Now you're finally ready to experience Amsterdam, a city with world-class museums, cultural institutions and historic sites. But those can wait. Leave the hotel, cross the canal and go one block to the Cheese Museum. Cheese is an important part of Dutch heritage. When the winds blow in off the North Sea, it helps to have a substantial amount of insulating body fat, and nothing makes you fat quicker than cheese. The markets of Gouda and Edam are known throughout the world.

The Cheese Museum honors this heritage with a one-room basement display. It includes a few replica pieces of cheese-making equipment and paintings of cows. And it is conveniently located underneath a cheese shop that will ship your souvenir cheese anywhere in the world. After your five-minute visit, it will dawn on you that you're tearing through Amsterdam's tourist experiences at a horrendous pace. You need to plan a little better, and the good people at the Greater Amsterdam Tourism Council are ready to help you out. Stock up on free cheese samples, because you're going on a quest for an "I amsterdam" card.

The concept is simple: One card grants you admission to dozens of Amsterdam's less-desirable tourist attractions over a three-day period, as well as the city's public transportation. It could be a frivolous luxury; you might buy the card, use it twice and carry it in your wallet as a memento of your trip. But that's not how this guidebook works. If we're getting you an "I amsterdam" card, it will be the GREATEST VALUE OF YOUR ENTIRE LIFE. The trick is finding them. Take a few hours to wander the streets of Amsterdam in search of a card vendor. The less you ask for help -- the exact opposite of our coffee-ordering strategy -- the more of the city you'll get to see. By the time your traveling companion starts entertaining thoughts of drowning you in a canal, you will end up near the train station, where the main tourism office can help you out.

You now hold the key to a fantastic afternoon in Amsterdam, provided your marriage is strong enough to handle the strain! Head east from the train station, walking along the main waterway toward the oddly-shaped green building in the distance. It's designed to look a giant boat, because naturally, it's the science museum.

Although it isn't awash in Dutch history, Science Center NEMO offers an authentically Dutch experience. Be sure to check out NEMO's extensive collection of dead small animals in jars. Then move on to the exhibit on teenage sex that includes numerous posed wooden models and giant tongue puppets to help you simulate French kissing. Remember, you're a guest in a foreign land -- respect their completely godless and unclean culture! Since you didn't pay full price for admission, rush through anything that makes you uncomfortable. Your reward is on NEMO's roof, where a delightful café awaits with beautiful views of central Amsterdam; you can take in the views while wondering how on Earth you ended up a science museum less than 12 hours after starting your vacation.

The next stop along the water's edge is a little more relevant to the history of the Netherlands. Europe is filled with countries that were once the most powerful nations on Earth. And we're not just talking England, France and Germany. Portugal was obscenely influential for a time, Spain was once a superpower, and thanks to a paperwork error, Andorra once used its goat-based economy to bring Western Civilization to its knees. In the latter stages of the 17th century, the Netherlands was an unrivaled economic powerhouse. The Dutch used superior shipbuilding and farming to become the world's greatest traders. Dutch merchants ferried goods across the globe.

*Requirements*.
A) Answer each question from the Amsterdam travel piece:
(i) What is the Cheese Museum located underneath?
(ii) Over how many days does an "I amsterdam" card grant admission?
(iii) What awaits visitors on the roof of Science Center NEMO?
B) Could you carry the Amsterdam travel piece further, starting after its last sentence and keeping its tone?
None of the data is needed for anything asked about the Amsterdam travel piece.

*Dataset section*.
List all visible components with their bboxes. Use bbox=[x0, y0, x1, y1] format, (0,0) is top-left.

*Replies*.
A)
(i) A cheese shop that will ship souvenir cheese anywhere in the world.
(ii) Three days.
(iii) A café with views of central Amsterdam.

B)
The Scheepvaartmuseum offers a nostalgic look at the era when Dutch boots pressed on the throats of lesser nations. Dedicated to maritime history, the museum is located in a 17th-century naval storehouse, an imposing square building located in the middle of the water. After crossing a small bridge, you can explore collections that wallow in the glorious aspects of maritime supremacy. There are galleries for figureheads, model ships, navigational equipment and nautical-themed paintings; they are both informative and small enough that mildly uninterested traveling companions won't wish for the salty eternal embrace of the sea.

The highlight of the Scheepvaartmuseum is the Amsterdam, a full-size replica of an 18th-century Dutch East India Company cargo ship docked alongside the storehouse. Considered by some to be the first multinational corporation, the East India Company (VOC) dominated trade with Asia for several generations. The most prized cargo was spices, which were originally brought on board to mask the smells of men who spent four months at sea. Ships such as the Amsterdam were the workhorses of the global economy, despite being barely larger than the lifeboat of a modern cruise ship. Exploring its cramped lower decks takes visitors back to an era when everything must have reeked horribly and people were much shorter.

There's still more to see, if no one in your party is yet having a psychotic episode! The Scheepvaartmuseum is a short walk from the Plantage neighborhood, the home to Amsterdam's zoo -- another "I Amsterdam" attraction. Natura Artis Magistra dates to the 1830s. Similar to zoos in all parts of the world, it draws throngs of white-trash parents pushing 7-year-olds around in strollers. It boasts an impressive collection of animals with unusual noses, including anteaters and tapirs.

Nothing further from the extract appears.